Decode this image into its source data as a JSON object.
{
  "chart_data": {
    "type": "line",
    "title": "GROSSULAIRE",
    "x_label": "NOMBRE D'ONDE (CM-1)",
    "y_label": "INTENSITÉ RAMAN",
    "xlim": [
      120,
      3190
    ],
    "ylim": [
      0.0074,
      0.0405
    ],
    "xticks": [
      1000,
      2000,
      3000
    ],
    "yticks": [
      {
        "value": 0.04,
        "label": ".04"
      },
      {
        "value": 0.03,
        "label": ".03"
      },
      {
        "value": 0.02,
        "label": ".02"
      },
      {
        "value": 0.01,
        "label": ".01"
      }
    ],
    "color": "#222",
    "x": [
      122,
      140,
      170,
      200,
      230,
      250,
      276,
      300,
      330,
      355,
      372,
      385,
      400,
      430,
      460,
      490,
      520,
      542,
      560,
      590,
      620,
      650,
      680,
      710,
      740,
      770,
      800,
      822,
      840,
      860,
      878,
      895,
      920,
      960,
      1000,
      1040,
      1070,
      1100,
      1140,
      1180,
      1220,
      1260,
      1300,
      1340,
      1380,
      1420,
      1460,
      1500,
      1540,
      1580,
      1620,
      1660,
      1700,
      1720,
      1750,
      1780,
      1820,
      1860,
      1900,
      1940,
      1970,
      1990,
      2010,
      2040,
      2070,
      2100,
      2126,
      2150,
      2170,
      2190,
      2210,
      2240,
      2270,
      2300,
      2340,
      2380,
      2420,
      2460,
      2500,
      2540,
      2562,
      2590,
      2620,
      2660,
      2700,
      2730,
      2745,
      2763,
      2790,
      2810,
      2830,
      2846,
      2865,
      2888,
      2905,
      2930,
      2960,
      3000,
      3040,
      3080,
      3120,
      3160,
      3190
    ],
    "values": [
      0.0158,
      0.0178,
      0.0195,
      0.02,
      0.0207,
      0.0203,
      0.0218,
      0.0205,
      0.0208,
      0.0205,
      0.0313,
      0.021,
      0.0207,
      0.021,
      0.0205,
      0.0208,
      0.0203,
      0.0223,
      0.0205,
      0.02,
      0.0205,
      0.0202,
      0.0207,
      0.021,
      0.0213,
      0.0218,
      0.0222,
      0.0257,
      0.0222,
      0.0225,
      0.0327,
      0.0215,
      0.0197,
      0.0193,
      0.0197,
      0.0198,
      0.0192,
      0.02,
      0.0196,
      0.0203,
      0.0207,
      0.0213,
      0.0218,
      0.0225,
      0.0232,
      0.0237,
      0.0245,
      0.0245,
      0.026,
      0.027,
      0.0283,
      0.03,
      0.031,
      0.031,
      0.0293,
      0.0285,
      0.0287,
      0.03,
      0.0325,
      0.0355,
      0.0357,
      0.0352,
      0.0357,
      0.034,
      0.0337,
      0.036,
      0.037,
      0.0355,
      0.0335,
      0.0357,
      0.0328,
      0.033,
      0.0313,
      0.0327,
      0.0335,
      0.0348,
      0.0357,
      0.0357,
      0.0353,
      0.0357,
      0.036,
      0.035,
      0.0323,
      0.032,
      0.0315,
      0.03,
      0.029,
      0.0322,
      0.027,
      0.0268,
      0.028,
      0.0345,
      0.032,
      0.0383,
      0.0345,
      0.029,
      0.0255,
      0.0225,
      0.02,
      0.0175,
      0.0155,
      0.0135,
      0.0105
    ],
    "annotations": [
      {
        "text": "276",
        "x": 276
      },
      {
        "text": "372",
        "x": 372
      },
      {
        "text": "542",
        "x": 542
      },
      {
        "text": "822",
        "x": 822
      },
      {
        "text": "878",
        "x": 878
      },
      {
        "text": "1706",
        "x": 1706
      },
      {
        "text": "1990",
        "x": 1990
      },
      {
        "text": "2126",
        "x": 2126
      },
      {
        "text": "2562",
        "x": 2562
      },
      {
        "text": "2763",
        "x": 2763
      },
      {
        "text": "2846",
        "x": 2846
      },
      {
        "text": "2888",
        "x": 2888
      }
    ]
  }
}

#### [Task to carry out]
Each line above must be reproduced exactly as it stands.

#### [Written response]
Decode this image into its source data as a JSON object.
{
  "chart_data": {
    "type": "line",
    "title": "GROSSULAIRE",
    "x_label": "NOMBRE D'ONDE (CM-1)",
    "y_label": "INTENSITÉ RAMAN",
    "xlim": [
      120,
      3190
    ],
    "ylim": [
      0.0074,
      0.0405
    ],
    "xticks": [
      1000,
      2000,
      3000
    ],
    "yticks": [
      {
        "value": 0.04,
        "label": ".04"
      },
      {
        "value": 0.03,
        "label": ".03"
      },
      {
        "value": 0.02,
        "label": ".02"
      },
      {
        "value": 0.01,
        "label": ".01"
      }
    ],
    "color": "#222",
    "x": [
      122,
      140,
      170,
      200,
      230,
      250,
      276,
      300,
      330,
      355,
      372,
      385,
      400,
      430,
      460,
      490,
      520,
      542,
      560,
      590,
      620,
      650,
      680,
      710,
      740,
      770,
      800,
      822,
      840,
      860,
      878,
      895,
      920,
      960,
      1000,
      1040,
      1070,
      1100,
      1140,
      1180,
      1220,
      1260,
      1300,
      1340,
      1380,
      1420,
      1460,
      1500,
      1540,
      1580,
      1620,
      1660,
      1700,
      1720,
      1750,
      1780,
      1820,
      1860,
      1900,
      1940,
      1970,
      1990,
      2010,
      2040,
      2070,
      2100,
      2126,
      2150,
      2170,
      2190,
      2210,
      2240,
      2270,
      2300,
      2340,
      2380,
      2420,
      2460,
      2500,
      2540,
      2562,
      2590,
      2620,
      2660,
      2700,
      2730,
      2745,
      2763,
      2790,
      2810,
      2830,
      2846,
      2865,
      2888,
      2905,
      2930,
      2960,
      3000,
      3040,
      3080,
      3120,
      3160,
      3190
    ],
    "values": [
      0.0158,
      0.0178,
      0.0195,
      0.02,
      0.0207,
      0.0203,
      0.0218,
      0.0205,
      0.0208,
      0.0205,
      0.0313,
      0.021,
      0.0207,
      0.021,
      0.0205,
      0.0208,
      0.0203,
      0.0223,
      0.0205,
      0.02,
      0.0205,
      0.0202,
      0.0207,
      0.021,
      0.0213,
      0.0218,
      0.0222,
      0.0257,
      0.0222,
      0.0225,
      0.0327,
      0.0215,
      0.0197,
      0.0193,
      0.0197,
      0.0198,
      0.0192,
      0.02,
      0.0196,
      0.0203,
      0.0207,
      0.0213,
      0.0218,
      0.0225,
      0.0232,
      0.0237,
      0.0245,
      0.0245,
      0.026,
      0.027,
      0.0283,
      0.03,
      0.031,
      0.031,
      0.0293,
      0.0285,
      0.0287,
      0.03,
      0.0325,
      0.0355,
      0.0357,
      0.0352,
      0.0357,
      0.034,
      0.0337,
      0.036,
      0.037,
      0.0355,
      0.0335,
      0.0357,
      0.0328,
      0.033,
      0.0313,
      0.0327,
      0.0335,
      0.0348,
      0.0357,
      0.0357,
      0.0353,
      0.0357,
      0.036,
      0.035,
      0.0323,
      0.032,
      0.0315,
      0.03,
      0.029,
      0.0322,
      0.027,
      0.0268,
      0.028,
      0.0345,
      0.032,
      0.0383,
      0.0345,
      0.029,
      0.0255,
      0.0225,
      0.02,
      0.0175,
      0.0155,
      0.0135,
      0.0105
    ],
    "annotations": [
      {
        "text": "276",
        "x": 276
      },
      {
        "text": "372",
        "x": 372
      },
      {
        "text": "542",
        "x": 542
      },
      {
        "text": "822",
        "x": 822
      },
      {
        "text": "878",
        "x": 878
      },
      {
        "text": "1706",
        "x": 1706
      },
      {
        "text": "1990",
        "x": 1990
      },
      {
        "text": "2126",
        "x": 2126
      },
      {
        "text": "2562",
        "x": 2562
      },
      {
        "text": "2763",
        "x": 2763
      },
      {
        "text": "2846",
        "x": 2846
      },
      {
        "text": "2888",
        "x": 2888
      }
    ]
  }
}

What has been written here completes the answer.